Task prompt
Retype every entry exactly, character for character.

★ ★ ★ ★ ★ ★ ★

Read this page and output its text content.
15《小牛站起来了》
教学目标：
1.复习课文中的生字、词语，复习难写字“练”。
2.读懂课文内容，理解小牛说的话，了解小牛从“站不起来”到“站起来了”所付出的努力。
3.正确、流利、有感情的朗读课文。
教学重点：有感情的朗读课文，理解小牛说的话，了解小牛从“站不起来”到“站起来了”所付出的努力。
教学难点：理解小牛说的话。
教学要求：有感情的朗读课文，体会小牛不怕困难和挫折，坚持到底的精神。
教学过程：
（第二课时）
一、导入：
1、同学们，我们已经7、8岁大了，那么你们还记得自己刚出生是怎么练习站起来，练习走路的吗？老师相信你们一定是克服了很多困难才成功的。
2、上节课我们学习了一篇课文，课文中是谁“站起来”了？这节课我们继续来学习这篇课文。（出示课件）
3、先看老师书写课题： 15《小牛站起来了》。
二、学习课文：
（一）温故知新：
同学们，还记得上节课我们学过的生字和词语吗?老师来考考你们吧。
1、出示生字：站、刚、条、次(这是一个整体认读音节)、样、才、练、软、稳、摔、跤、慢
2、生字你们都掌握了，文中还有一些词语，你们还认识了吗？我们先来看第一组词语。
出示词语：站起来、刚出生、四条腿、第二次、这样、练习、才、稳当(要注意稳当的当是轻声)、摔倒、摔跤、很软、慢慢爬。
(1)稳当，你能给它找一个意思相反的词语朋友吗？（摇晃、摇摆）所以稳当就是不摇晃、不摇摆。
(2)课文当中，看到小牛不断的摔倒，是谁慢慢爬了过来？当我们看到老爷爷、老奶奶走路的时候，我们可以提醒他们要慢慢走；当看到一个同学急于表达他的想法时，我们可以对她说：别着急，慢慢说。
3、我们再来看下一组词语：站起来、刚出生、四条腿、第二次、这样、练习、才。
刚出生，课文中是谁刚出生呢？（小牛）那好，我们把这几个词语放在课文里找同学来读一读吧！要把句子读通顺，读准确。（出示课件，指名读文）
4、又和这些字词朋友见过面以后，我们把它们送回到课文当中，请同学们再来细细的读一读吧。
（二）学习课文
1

★ ★ ★ ★ ★ ★ ★

Task solution
Read this page and output its text content.
15《小牛站起来了》
教学目标：
1.复习课文中的生字、词语，复习难写字“练”。
2.读懂课文内容，理解小牛说的话，了解小牛从“站不起来”到“站起来了”所付出的努力。
3.正确、流利、有感情的朗读课文。
教学重点：有感情的朗读课文，理解小牛说的话，了解小牛从“站不起来”到“站起来了”所付出的努力。
教学难点：理解小牛说的话。
教学要求：有感情的朗读课文，体会小牛不怕困难和挫折，坚持到底的精神。
教学过程：
（第二课时）
一、导入：
1、同学们，我们已经7、8岁大了，那么你们还记得自己刚出生是怎么练习站起来，练习走路的吗？老师相信你们一定是克服了很多困难才成功的。
2、上节课我们学习了一篇课文，课文中是谁“站起来”了？这节课我们继续来学习这篇课文。（出示课件）
3、先看老师书写课题： 15《小牛站起来了》。
二、学习课文：
（一）温故知新：
同学们，还记得上节课我们学过的生字和词语吗?老师来考考你们吧。
1、出示生字：站、刚、条、次(这是一个整体认读音节)、样、才、练、软、稳、摔、跤、慢
2、生字你们都掌握了，文中还有一些词语，你们还认识了吗？我们先来看第一组词语。
出示词语：站起来、刚出生、四条腿、第二次、这样、练习、才、稳当(要注意稳当的当是轻声)、摔倒、摔跤、很软、慢慢爬。
(1)稳当，你能给它找一个意思相反的词语朋友吗？（摇晃、摇摆）所以稳当就是不摇晃、不摇摆。
(2)课文当中，看到小牛不断的摔倒，是谁慢慢爬了过来？当我们看到老爷爷、老奶奶走路的时候，我们可以提醒他们要慢慢走；当看到一个同学急于表达他的想法时，我们可以对她说：别着急，慢慢说。
3、我们再来看下一组词语：站起来、刚出生、四条腿、第二次、这样、练习、才。
刚出生，课文中是谁刚出生呢？（小牛）那好，我们把这几个词语放在课文里找同学来读一读吧！要把句子读通顺，读准确。（出示课件，指名读文）
4、又和这些字词朋友见过面以后，我们把它们送回到课文当中，请同学们再来细细的读一读吧。
（二）学习课文
1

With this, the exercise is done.